## What is expected:
Print each line of the listing once more, precisely as given.

## Recorded data:
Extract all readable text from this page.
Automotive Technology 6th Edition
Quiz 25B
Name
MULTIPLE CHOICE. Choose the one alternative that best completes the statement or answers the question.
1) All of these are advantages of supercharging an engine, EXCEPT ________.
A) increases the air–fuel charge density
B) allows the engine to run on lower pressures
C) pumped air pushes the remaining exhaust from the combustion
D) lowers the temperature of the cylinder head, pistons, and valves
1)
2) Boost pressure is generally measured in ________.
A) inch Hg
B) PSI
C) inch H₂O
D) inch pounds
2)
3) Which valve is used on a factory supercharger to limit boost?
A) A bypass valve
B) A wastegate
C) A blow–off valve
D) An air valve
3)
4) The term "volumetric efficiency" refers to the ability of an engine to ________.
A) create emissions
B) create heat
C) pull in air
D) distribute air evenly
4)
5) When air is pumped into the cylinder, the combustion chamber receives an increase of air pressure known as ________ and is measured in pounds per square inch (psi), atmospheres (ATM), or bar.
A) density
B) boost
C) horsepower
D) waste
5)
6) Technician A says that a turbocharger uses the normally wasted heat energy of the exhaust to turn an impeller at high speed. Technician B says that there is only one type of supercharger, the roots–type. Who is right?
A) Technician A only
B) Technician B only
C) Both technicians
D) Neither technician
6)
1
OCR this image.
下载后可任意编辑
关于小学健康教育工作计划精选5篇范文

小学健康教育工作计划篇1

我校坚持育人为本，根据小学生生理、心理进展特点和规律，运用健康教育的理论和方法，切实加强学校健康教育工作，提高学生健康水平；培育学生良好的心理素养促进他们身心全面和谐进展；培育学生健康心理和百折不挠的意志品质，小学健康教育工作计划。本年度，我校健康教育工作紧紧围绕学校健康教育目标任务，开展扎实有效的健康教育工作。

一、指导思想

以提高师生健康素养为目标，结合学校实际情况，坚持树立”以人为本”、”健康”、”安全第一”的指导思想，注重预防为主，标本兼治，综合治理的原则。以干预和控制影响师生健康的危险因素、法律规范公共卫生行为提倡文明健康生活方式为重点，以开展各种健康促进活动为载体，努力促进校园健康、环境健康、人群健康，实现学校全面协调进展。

## Answer to this task:
Extract all readable text from this page.
Automotive Technology 6th Edition
Quiz 25B
Name
MULTIPLE CHOICE. Choose the one alternative that best completes the statement or answers the question.
1) All of these are advantages of supercharging an engine, EXCEPT ________.
A) increases the air–fuel charge density
B) allows the engine to run on lower pressures
C) pumped air pushes the remaining exhaust from the combustion
D) lowers the temperature of the cylinder head, pistons, and valves
1)
2) Boost pressure is generally measured in ________.
A) inch Hg
B) PSI
C) inch H₂O
D) inch pounds
2)
3) Which valve is used on a factory supercharger to limit boost?
A) A bypass valve
B) A wastegate
C) A blow–off valve
D) An air valve
3)
4) The term "volumetric efficiency" refers to the ability of an engine to ________.
A) create emissions
B) create heat
C) pull in air
D) distribute air evenly
4)
5) When air is pumped into the cylinder, the combustion chamber receives an increase of air pressure known as ________ and is measured in pounds per square inch (psi), atmospheres (ATM), or bar.
A) density
B) boost
C) horsepower
D) waste
5)
6) Technician A says that a turbocharger uses the normally wasted heat energy of the exhaust to turn an impeller at high speed. Technician B says that there is only one type of supercharger, the roots–type. Who is right?
A) Technician A only
B) Technician B only
C) Both technicians
D) Neither technician
6)
1
OCR this image.
下载后可任意编辑
关于小学健康教育工作计划精选5篇范文

小学健康教育工作计划篇1

我校坚持育人为本，根据小学生生理、心理进展特点和规律，运用健康教育的理论和方法，切实加强学校健康教育工作，提高学生健康水平；培育学生良好的心理素养促进他们身心全面和谐进展；培育学生健康心理和百折不挠的意志品质，小学健康教育工作计划。本年度，我校健康教育工作紧紧围绕学校健康教育目标任务，开展扎实有效的健康教育工作。

一、指导思想

以提高师生健康素养为目标，结合学校实际情况，坚持树立”以人为本”、”健康”、”安全第一”的指导思想，注重预防为主，标本兼治，综合治理的原则。以干预和控制影响师生健康的危险因素、法律规范公共卫生行为提倡文明健康生活方式为重点，以开展各种健康促进活动为载体，努力促进校园健康、环境健康、人群健康，实现学校全面协调进展。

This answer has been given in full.